Data excerpts –
═══
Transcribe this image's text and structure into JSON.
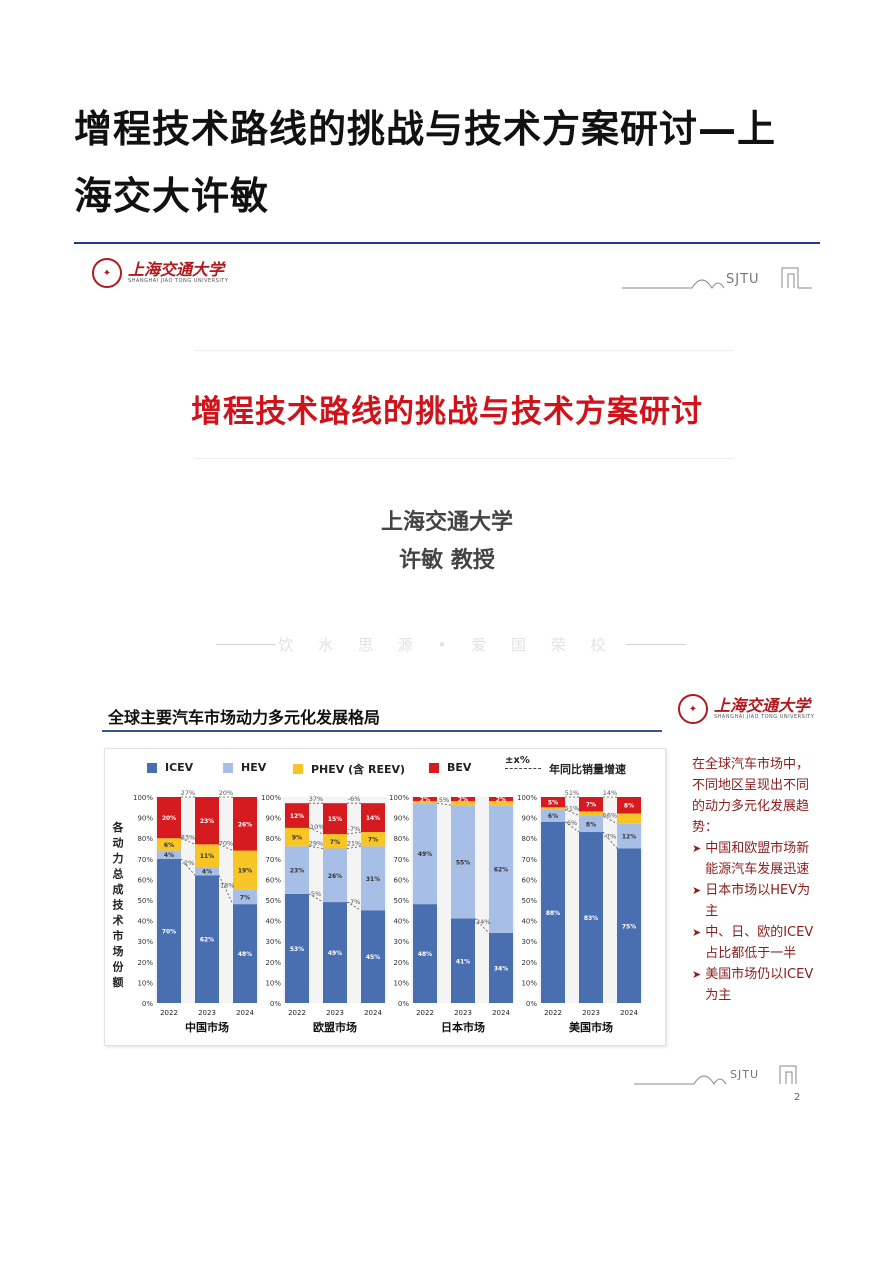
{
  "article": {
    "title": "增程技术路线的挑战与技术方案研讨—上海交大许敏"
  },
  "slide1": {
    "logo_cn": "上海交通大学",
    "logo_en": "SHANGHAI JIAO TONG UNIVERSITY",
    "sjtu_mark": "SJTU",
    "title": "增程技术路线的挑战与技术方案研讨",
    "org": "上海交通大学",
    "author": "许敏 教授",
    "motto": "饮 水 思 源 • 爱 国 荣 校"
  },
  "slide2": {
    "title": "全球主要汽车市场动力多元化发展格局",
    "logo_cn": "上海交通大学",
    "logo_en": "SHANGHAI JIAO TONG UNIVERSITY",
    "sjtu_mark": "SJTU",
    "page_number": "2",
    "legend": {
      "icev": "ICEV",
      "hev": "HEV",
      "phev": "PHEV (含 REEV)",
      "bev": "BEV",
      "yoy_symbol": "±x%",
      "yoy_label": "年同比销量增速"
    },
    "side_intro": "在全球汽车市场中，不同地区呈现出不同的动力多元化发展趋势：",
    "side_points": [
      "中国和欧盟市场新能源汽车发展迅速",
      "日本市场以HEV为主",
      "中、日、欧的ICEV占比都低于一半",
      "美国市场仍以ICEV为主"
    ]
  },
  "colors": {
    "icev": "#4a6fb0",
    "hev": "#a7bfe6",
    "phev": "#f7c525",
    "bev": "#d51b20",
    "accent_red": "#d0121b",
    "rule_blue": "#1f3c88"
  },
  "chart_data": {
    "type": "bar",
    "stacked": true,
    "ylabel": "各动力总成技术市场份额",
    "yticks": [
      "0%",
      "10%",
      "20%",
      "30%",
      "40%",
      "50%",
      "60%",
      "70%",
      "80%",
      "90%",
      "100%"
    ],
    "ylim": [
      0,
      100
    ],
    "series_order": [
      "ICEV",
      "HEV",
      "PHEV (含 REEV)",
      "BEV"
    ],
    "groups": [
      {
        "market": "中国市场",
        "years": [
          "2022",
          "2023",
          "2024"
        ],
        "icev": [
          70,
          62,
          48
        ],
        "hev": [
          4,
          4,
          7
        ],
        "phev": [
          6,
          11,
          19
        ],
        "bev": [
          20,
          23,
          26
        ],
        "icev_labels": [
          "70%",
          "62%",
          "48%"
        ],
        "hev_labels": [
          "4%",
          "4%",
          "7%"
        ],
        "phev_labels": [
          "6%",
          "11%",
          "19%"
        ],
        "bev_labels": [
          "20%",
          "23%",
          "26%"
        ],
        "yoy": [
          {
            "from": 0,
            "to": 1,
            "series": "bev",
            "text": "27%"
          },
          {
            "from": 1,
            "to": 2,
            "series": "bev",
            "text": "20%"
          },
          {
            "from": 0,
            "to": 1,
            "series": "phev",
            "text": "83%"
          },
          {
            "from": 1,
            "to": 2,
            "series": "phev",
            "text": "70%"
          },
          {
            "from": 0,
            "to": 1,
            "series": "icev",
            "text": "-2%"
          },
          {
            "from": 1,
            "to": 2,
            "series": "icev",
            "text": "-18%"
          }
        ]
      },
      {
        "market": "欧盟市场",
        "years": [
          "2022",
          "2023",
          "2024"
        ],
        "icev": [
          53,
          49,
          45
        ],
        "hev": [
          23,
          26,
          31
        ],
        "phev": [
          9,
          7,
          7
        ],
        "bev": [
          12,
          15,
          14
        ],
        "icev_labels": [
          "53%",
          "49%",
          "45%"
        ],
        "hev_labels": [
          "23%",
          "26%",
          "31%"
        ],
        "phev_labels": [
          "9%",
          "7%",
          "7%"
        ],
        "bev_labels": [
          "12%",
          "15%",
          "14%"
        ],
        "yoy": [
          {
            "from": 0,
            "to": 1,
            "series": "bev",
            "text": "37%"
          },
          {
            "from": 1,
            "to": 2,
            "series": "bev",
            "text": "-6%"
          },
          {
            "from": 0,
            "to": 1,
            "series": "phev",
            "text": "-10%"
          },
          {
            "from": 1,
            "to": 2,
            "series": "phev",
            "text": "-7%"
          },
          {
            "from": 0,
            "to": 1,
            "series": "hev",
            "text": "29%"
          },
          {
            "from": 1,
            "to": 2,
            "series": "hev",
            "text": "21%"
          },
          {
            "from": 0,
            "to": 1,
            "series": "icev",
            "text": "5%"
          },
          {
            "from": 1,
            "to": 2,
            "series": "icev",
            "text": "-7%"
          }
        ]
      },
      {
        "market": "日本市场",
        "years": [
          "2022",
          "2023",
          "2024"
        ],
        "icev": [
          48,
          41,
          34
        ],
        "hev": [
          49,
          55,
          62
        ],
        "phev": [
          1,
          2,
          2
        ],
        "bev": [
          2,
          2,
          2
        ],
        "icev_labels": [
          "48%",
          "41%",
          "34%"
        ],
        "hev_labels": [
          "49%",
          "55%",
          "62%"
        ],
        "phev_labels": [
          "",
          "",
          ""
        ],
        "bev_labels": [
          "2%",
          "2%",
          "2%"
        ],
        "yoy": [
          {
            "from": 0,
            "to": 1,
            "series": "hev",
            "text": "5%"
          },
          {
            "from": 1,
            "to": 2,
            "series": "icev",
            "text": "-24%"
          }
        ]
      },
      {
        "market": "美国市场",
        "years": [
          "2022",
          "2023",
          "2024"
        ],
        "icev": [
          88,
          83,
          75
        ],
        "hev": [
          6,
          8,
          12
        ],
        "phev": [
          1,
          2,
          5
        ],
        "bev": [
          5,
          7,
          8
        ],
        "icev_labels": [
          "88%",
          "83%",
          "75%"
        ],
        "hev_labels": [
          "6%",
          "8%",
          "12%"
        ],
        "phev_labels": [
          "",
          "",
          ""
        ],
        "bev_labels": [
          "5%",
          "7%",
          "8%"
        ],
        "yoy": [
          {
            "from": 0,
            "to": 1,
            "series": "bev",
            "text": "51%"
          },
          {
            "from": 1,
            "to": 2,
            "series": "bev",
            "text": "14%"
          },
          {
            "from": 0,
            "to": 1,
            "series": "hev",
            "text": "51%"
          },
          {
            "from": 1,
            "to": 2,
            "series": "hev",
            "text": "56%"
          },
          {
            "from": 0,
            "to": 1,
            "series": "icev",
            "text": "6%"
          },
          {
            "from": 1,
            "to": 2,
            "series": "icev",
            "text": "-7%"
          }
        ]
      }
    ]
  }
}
═══
Requirement –
Using the material above, copy every line in which the string "增程技术路线的挑战与技术方案研讨" occurs.

Task result –
    "title": "增程技术路线的挑战与技术方案研讨—上海交大许敏"
    "title": "增程技术路线的挑战与技术方案研讨",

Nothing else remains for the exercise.